--- Task to complete ---
Retype the material below line for line, keeping every word, number, bracket, and dash unchanged.

--- Exercise material ---
========

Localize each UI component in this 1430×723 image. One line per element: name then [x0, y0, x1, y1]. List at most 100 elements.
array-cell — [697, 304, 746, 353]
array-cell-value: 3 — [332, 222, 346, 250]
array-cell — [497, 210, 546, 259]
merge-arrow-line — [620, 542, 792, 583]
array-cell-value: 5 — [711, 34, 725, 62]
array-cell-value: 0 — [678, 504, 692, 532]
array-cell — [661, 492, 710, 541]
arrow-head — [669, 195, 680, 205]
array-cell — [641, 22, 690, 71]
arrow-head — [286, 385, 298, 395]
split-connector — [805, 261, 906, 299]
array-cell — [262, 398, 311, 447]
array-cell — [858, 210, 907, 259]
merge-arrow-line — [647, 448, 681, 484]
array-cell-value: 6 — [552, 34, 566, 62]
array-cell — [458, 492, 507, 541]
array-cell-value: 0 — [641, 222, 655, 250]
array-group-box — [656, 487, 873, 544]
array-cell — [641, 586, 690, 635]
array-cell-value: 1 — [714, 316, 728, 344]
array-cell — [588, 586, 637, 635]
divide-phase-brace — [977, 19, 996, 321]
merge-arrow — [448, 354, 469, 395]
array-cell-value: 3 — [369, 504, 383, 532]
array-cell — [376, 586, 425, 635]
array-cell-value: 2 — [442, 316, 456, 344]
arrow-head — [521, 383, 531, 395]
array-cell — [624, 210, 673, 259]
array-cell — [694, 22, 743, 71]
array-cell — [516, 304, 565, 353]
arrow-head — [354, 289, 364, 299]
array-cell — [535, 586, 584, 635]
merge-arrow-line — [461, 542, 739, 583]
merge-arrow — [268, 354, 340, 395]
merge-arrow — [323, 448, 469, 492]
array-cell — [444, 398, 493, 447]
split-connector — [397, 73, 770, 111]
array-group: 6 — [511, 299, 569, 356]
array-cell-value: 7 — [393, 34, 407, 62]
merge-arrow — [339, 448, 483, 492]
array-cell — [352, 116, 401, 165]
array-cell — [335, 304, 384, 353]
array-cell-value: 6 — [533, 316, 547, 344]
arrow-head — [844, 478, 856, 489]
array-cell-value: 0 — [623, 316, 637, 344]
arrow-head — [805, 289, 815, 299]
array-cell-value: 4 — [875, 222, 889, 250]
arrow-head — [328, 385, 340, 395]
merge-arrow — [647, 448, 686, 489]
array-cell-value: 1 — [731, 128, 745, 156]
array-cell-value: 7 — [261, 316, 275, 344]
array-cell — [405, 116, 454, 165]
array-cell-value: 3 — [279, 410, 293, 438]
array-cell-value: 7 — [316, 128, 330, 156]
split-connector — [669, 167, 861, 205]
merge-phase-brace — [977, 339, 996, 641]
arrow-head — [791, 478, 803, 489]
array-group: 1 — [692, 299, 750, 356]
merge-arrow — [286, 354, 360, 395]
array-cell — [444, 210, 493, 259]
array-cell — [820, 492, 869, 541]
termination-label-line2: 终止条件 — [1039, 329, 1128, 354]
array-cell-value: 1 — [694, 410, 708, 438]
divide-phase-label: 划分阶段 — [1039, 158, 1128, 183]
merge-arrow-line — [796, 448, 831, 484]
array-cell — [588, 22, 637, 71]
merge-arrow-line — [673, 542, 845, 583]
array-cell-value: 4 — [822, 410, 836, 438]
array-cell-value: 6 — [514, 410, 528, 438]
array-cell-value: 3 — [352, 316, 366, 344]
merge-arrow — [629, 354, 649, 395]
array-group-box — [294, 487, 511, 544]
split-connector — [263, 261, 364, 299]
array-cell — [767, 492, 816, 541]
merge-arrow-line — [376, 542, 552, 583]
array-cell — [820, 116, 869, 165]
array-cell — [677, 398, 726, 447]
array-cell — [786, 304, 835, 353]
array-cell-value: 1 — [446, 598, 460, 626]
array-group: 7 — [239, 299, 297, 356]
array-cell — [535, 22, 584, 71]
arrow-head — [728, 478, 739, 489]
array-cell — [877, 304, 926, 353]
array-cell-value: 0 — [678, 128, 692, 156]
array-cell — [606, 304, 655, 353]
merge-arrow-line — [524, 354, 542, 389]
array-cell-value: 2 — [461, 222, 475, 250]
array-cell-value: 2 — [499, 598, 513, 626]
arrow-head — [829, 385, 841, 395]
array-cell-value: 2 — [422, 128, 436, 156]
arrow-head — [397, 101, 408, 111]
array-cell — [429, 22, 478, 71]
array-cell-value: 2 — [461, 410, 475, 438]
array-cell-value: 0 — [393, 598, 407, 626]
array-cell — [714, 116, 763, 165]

========

--- The answer ---
Localize each UI component in this 1430×723 image. One line per element: name then [x0, y0, x1, y1]. List at most 100 elements.
array-cell — [697, 304, 746, 353]
array-cell-value: 3 — [332, 222, 346, 250]
array-cell — [497, 210, 546, 259]
merge-arrow-line — [620, 542, 792, 583]
array-cell-value: 5 — [711, 34, 725, 62]
array-cell-value: 0 — [678, 504, 692, 532]
array-cell — [661, 492, 710, 541]
arrow-head — [669, 195, 680, 205]
array-cell — [641, 22, 690, 71]
arrow-head — [286, 385, 298, 395]
split-connector — [805, 261, 906, 299]
array-cell — [262, 398, 311, 447]
array-cell — [858, 210, 907, 259]
merge-arrow-line — [647, 448, 681, 484]
array-cell-value: 6 — [552, 34, 566, 62]
array-cell — [458, 492, 507, 541]
array-cell-value: 0 — [641, 222, 655, 250]
array-group-box — [656, 487, 873, 544]
array-cell — [641, 586, 690, 635]
array-cell-value: 1 — [714, 316, 728, 344]
array-cell — [588, 586, 637, 635]
divide-phase-brace — [977, 19, 996, 321]
merge-arrow — [448, 354, 469, 395]
array-cell-value: 3 — [369, 504, 383, 532]
array-cell — [376, 586, 425, 635]
array-cell-value: 2 — [442, 316, 456, 344]
arrow-head — [521, 383, 531, 395]
array-cell — [624, 210, 673, 259]
array-cell — [694, 22, 743, 71]
array-cell — [516, 304, 565, 353]
arrow-head — [354, 289, 364, 299]
array-cell — [535, 586, 584, 635]
merge-arrow-line — [461, 542, 739, 583]
merge-arrow — [268, 354, 340, 395]
merge-arrow — [323, 448, 469, 492]
array-cell — [444, 398, 493, 447]
split-connector — [397, 73, 770, 111]
array-group: 6 — [511, 299, 569, 356]
array-cell-value: 7 — [393, 34, 407, 62]
merge-arrow — [339, 448, 483, 492]
array-cell — [352, 116, 401, 165]
array-cell — [335, 304, 384, 353]
array-cell-value: 6 — [533, 316, 547, 344]
arrow-head — [844, 478, 856, 489]
array-cell-value: 0 — [623, 316, 637, 344]
arrow-head — [805, 289, 815, 299]
array-cell-value: 4 — [875, 222, 889, 250]
arrow-head — [328, 385, 340, 395]
merge-arrow — [647, 448, 686, 489]
array-cell-value: 1 — [731, 128, 745, 156]
array-cell-value: 7 — [261, 316, 275, 344]
array-cell — [405, 116, 454, 165]
array-cell-value: 3 — [279, 410, 293, 438]
array-cell-value: 7 — [316, 128, 330, 156]
split-connector — [669, 167, 861, 205]
merge-phase-brace — [977, 339, 996, 641]
arrow-head — [791, 478, 803, 489]
array-group: 1 — [692, 299, 750, 356]
merge-arrow — [286, 354, 360, 395]
array-cell — [444, 210, 493, 259]
array-cell — [820, 492, 869, 541]
termination-label-line2: 终止条件 — [1039, 329, 1128, 354]
array-cell-value: 1 — [694, 410, 708, 438]
divide-phase-label: 划分阶段 — [1039, 158, 1128, 183]
merge-arrow-line — [796, 448, 831, 484]
array-cell — [588, 22, 637, 71]
merge-arrow-line — [673, 542, 845, 583]
array-cell-value: 4 — [822, 410, 836, 438]
array-cell-value: 6 — [514, 410, 528, 438]
array-cell-value: 3 — [352, 316, 366, 344]
merge-arrow — [629, 354, 649, 395]
array-group-box — [294, 487, 511, 544]
split-connector — [263, 261, 364, 299]
array-cell — [767, 492, 816, 541]
merge-arrow-line — [376, 542, 552, 583]
array-cell — [820, 116, 869, 165]
array-cell — [677, 398, 726, 447]
array-cell — [786, 304, 835, 353]
array-cell-value: 1 — [446, 598, 460, 626]
array-group: 7 — [239, 299, 297, 356]
array-cell — [535, 22, 584, 71]
arrow-head — [728, 478, 739, 489]
array-cell — [877, 304, 926, 353]
array-cell-value: 0 — [678, 128, 692, 156]
array-cell — [606, 304, 655, 353]
merge-arrow-line — [524, 354, 542, 389]
array-cell-value: 2 — [461, 222, 475, 250]
array-cell-value: 2 — [499, 598, 513, 626]
arrow-head — [829, 385, 841, 395]
array-cell-value: 2 — [422, 128, 436, 156]
arrow-head — [397, 101, 408, 111]
array-cell — [429, 22, 478, 71]
array-cell-value: 2 — [461, 410, 475, 438]
array-cell-value: 0 — [393, 598, 407, 626]
array-cell — [714, 116, 763, 165]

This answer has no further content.